(Collection entries)

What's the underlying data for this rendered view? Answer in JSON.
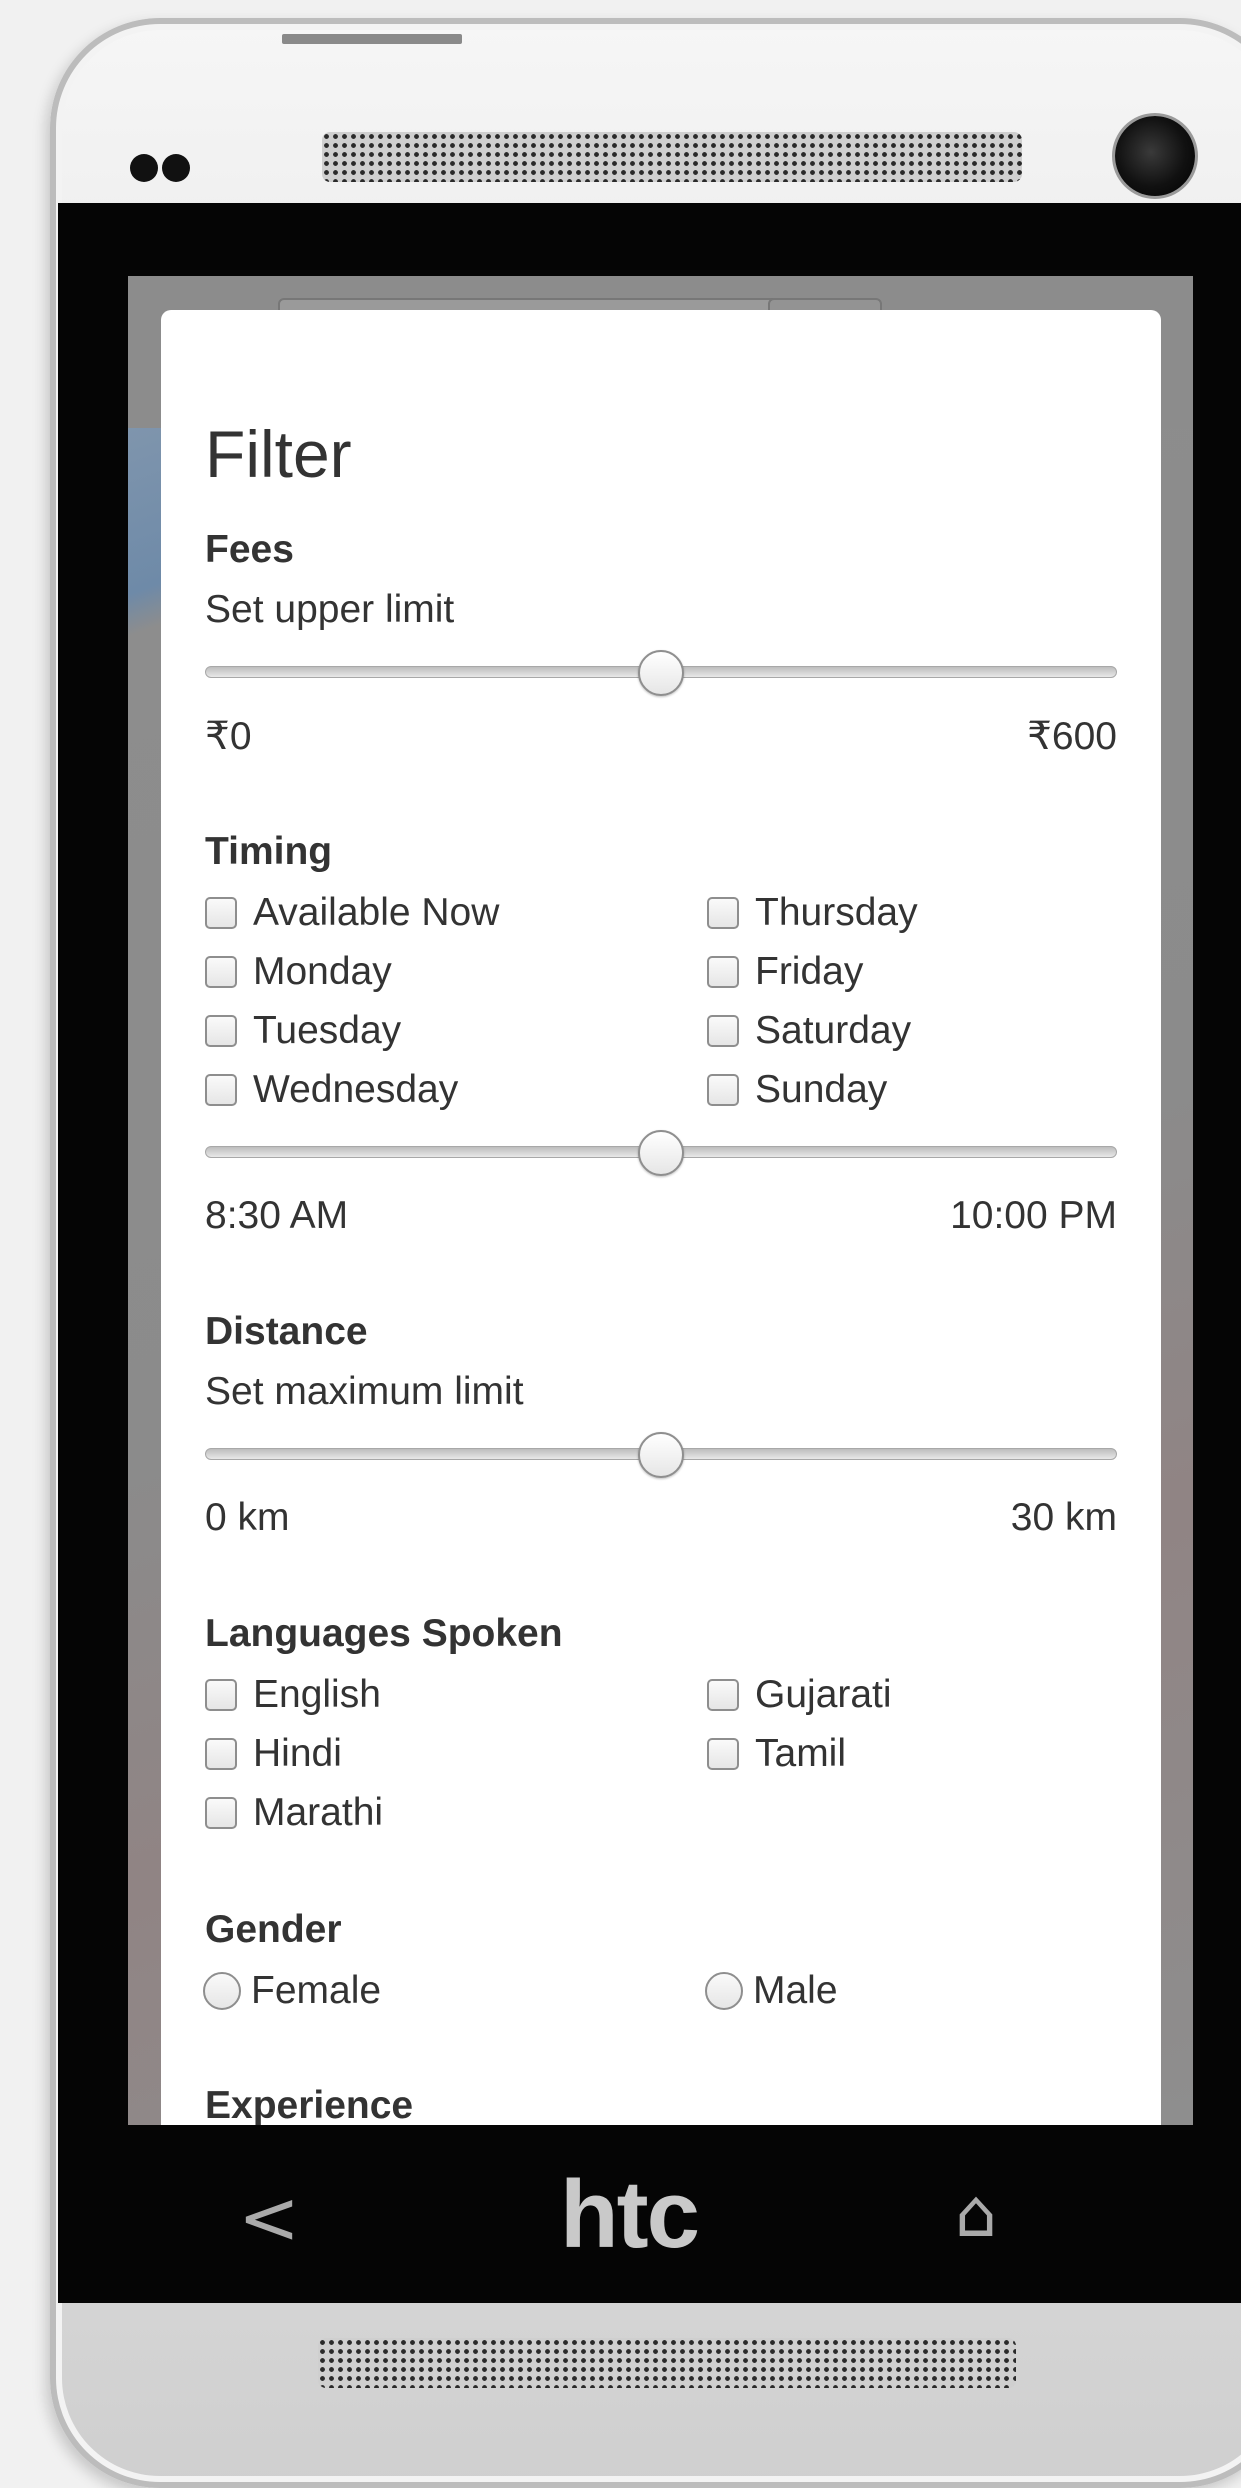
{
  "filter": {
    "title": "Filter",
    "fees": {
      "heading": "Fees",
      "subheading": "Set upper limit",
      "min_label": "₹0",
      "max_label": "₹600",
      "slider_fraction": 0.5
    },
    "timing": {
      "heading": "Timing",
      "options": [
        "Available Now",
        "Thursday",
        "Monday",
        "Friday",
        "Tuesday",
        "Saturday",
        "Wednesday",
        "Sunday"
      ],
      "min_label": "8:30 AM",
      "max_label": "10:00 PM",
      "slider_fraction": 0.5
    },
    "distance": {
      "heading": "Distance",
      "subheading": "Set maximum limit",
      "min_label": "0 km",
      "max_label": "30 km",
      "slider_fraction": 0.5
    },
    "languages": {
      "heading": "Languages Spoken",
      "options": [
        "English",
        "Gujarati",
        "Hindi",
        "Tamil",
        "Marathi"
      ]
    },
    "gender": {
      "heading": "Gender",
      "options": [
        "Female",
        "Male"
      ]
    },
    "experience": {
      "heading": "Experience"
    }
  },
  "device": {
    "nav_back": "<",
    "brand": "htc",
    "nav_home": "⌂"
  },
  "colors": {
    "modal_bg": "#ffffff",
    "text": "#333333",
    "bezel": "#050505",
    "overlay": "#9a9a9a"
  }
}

### Exercise brief
Copy out each record shown above without alteration, skipping any picture.

### Task response
What's the underlying data for this rendered view? Answer in JSON.
{
  "filter": {
    "title": "Filter",
    "fees": {
      "heading": "Fees",
      "subheading": "Set upper limit",
      "min_label": "₹0",
      "max_label": "₹600",
      "slider_fraction": 0.5
    },
    "timing": {
      "heading": "Timing",
      "options": [
        "Available Now",
        "Thursday",
        "Monday",
        "Friday",
        "Tuesday",
        "Saturday",
        "Wednesday",
        "Sunday"
      ],
      "min_label": "8:30 AM",
      "max_label": "10:00 PM",
      "slider_fraction": 0.5
    },
    "distance": {
      "heading": "Distance",
      "subheading": "Set maximum limit",
      "min_label": "0 km",
      "max_label": "30 km",
      "slider_fraction": 0.5
    },
    "languages": {
      "heading": "Languages Spoken",
      "options": [
        "English",
        "Gujarati",
        "Hindi",
        "Tamil",
        "Marathi"
      ]
    },
    "gender": {
      "heading": "Gender",
      "options": [
        "Female",
        "Male"
      ]
    },
    "experience": {
      "heading": "Experience"
    }
  },
  "device": {
    "nav_back": "<",
    "brand": "htc",
    "nav_home": "⌂"
  },
  "colors": {
    "modal_bg": "#ffffff",
    "text": "#333333",
    "bezel": "#050505",
    "overlay": "#9a9a9a"
  }
}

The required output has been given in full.